**WRITTEN REQUEST**
Copy every line of each entry below without changing anything.
• • • •
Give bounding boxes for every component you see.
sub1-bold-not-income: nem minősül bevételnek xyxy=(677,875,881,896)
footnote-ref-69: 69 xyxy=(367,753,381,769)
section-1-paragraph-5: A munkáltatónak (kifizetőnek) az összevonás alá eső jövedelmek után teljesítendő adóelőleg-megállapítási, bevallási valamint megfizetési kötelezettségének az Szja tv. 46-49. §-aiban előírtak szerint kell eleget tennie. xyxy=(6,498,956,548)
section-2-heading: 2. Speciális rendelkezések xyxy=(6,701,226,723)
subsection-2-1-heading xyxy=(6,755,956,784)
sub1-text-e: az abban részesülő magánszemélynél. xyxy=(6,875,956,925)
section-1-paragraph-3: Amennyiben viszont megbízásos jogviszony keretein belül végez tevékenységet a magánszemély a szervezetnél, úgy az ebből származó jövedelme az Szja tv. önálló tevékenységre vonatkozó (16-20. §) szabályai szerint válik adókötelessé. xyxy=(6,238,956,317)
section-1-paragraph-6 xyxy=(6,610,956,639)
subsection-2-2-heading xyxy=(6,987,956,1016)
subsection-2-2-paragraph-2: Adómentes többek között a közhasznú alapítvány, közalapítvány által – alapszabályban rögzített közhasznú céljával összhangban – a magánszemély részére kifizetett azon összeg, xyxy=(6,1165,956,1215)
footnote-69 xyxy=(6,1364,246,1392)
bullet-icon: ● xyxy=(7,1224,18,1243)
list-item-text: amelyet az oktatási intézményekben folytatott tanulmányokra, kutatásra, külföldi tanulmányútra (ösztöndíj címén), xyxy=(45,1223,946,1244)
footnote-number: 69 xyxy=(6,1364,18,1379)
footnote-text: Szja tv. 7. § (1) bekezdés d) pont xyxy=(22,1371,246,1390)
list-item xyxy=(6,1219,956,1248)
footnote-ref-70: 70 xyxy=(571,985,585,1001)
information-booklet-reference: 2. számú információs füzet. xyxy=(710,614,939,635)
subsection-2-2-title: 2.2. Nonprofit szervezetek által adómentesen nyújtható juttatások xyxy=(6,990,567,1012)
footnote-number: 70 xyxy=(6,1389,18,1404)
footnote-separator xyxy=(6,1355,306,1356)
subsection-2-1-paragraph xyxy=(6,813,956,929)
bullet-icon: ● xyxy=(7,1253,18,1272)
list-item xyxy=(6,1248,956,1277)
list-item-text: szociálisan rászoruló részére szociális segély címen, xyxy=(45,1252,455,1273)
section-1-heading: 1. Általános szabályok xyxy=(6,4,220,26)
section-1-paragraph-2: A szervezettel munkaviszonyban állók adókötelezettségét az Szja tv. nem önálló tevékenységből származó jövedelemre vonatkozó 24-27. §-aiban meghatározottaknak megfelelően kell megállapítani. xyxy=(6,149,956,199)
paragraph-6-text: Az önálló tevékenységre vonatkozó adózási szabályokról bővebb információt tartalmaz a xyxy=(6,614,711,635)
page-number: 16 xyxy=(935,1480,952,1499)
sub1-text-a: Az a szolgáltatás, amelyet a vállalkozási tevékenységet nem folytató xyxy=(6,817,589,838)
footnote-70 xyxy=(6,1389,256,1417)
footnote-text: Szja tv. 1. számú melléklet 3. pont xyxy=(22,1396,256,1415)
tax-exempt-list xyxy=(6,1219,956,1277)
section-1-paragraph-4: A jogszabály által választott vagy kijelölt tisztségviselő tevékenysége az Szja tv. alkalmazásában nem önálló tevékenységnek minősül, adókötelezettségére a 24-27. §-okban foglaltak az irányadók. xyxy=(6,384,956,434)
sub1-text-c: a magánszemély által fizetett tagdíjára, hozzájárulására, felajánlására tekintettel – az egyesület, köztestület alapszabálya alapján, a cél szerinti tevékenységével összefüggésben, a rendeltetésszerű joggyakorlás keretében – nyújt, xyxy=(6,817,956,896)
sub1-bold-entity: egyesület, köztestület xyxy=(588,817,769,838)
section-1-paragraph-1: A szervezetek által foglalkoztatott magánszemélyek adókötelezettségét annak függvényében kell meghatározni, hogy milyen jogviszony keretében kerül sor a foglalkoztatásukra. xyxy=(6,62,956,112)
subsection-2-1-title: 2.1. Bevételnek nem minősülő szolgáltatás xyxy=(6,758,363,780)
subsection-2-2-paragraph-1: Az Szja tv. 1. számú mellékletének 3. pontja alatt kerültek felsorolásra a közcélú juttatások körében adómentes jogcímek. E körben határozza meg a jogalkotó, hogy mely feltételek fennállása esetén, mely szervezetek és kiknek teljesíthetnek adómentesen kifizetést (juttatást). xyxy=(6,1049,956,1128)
• • • •
**THE COMPLETED TASK**
Give bounding boxes for every component you see.
sub1-bold-not-income: nem minősül bevételnek xyxy=(677,875,881,896)
footnote-ref-69: 69 xyxy=(367,753,381,769)
section-1-paragraph-5: A munkáltatónak (kifizetőnek) az összevonás alá eső jövedelmek után teljesítendő adóelőleg-megállapítási, bevallási valamint megfizetési kötelezettségének az Szja tv. 46-49. §-aiban előírtak szerint kell eleget tennie. xyxy=(6,498,956,548)
section-2-heading: 2. Speciális rendelkezések xyxy=(6,701,226,723)
subsection-2-1-heading xyxy=(6,755,956,784)
sub1-text-e: az abban részesülő magánszemélynél. xyxy=(6,875,956,925)
section-1-paragraph-3: Amennyiben viszont megbízásos jogviszony keretein belül végez tevékenységet a magánszemély a szervezetnél, úgy az ebből származó jövedelme az Szja tv. önálló tevékenységre vonatkozó (16-20. §) szabályai szerint válik adókötelessé. xyxy=(6,238,956,317)
section-1-paragraph-6 xyxy=(6,610,956,639)
subsection-2-2-heading xyxy=(6,987,956,1016)
subsection-2-2-paragraph-2: Adómentes többek között a közhasznú alapítvány, közalapítvány által – alapszabályban rögzített közhasznú céljával összhangban – a magánszemély részére kifizetett azon összeg, xyxy=(6,1165,956,1215)
footnote-69 xyxy=(6,1364,246,1392)
bullet-icon: ● xyxy=(7,1224,18,1243)
list-item-text: amelyet az oktatási intézményekben folytatott tanulmányokra, kutatásra, külföldi tanulmányútra (ösztöndíj címén), xyxy=(45,1223,946,1244)
footnote-number: 69 xyxy=(6,1364,18,1379)
footnote-text: Szja tv. 7. § (1) bekezdés d) pont xyxy=(22,1371,246,1390)
list-item xyxy=(6,1219,956,1248)
footnote-ref-70: 70 xyxy=(571,985,585,1001)
information-booklet-reference: 2. számú információs füzet. xyxy=(710,614,939,635)
subsection-2-2-title: 2.2. Nonprofit szervezetek által adómentesen nyújtható juttatások xyxy=(6,990,567,1012)
footnote-number: 70 xyxy=(6,1389,18,1404)
footnote-separator xyxy=(6,1355,306,1356)
subsection-2-1-paragraph xyxy=(6,813,956,929)
bullet-icon: ● xyxy=(7,1253,18,1272)
list-item xyxy=(6,1248,956,1277)
list-item-text: szociálisan rászoruló részére szociális segély címen, xyxy=(45,1252,455,1273)
section-1-heading: 1. Általános szabályok xyxy=(6,4,220,26)
section-1-paragraph-2: A szervezettel munkaviszonyban állók adókötelezettségét az Szja tv. nem önálló tevékenységből származó jövedelemre vonatkozó 24-27. §-aiban meghatározottaknak megfelelően kell megállapítani. xyxy=(6,149,956,199)
paragraph-6-text: Az önálló tevékenységre vonatkozó adózási szabályokról bővebb információt tartalmaz a xyxy=(6,614,711,635)
page-number: 16 xyxy=(935,1480,952,1499)
sub1-text-a: Az a szolgáltatás, amelyet a vállalkozási tevékenységet nem folytató xyxy=(6,817,589,838)
footnote-70 xyxy=(6,1389,256,1417)
footnote-text: Szja tv. 1. számú melléklet 3. pont xyxy=(22,1396,256,1415)
tax-exempt-list xyxy=(6,1219,956,1277)
section-1-paragraph-4: A jogszabály által választott vagy kijelölt tisztségviselő tevékenysége az Szja tv. alkalmazásában nem önálló tevékenységnek minősül, adókötelezettségére a 24-27. §-okban foglaltak az irányadók. xyxy=(6,384,956,434)
sub1-text-c: a magánszemély által fizetett tagdíjára, hozzájárulására, felajánlására tekintettel – az egyesület, köztestület alapszabálya alapján, a cél szerinti tevékenységével összefüggésben, a rendeltetésszerű joggyakorlás keretében – nyújt, xyxy=(6,817,956,896)
sub1-bold-entity: egyesület, köztestület xyxy=(588,817,769,838)
section-1-paragraph-1: A szervezetek által foglalkoztatott magánszemélyek adókötelezettségét annak függvényében kell meghatározni, hogy milyen jogviszony keretében kerül sor a foglalkoztatásukra. xyxy=(6,62,956,112)
subsection-2-1-title: 2.1. Bevételnek nem minősülő szolgáltatás xyxy=(6,758,363,780)
subsection-2-2-paragraph-1: Az Szja tv. 1. számú mellékletének 3. pontja alatt kerültek felsorolásra a közcélú juttatások körében adómentes jogcímek. E körben határozza meg a jogalkotó, hogy mely feltételek fennállása esetén, mely szervezetek és kiknek teljesíthetnek adómentesen kifizetést (juttatást). xyxy=(6,1049,956,1128)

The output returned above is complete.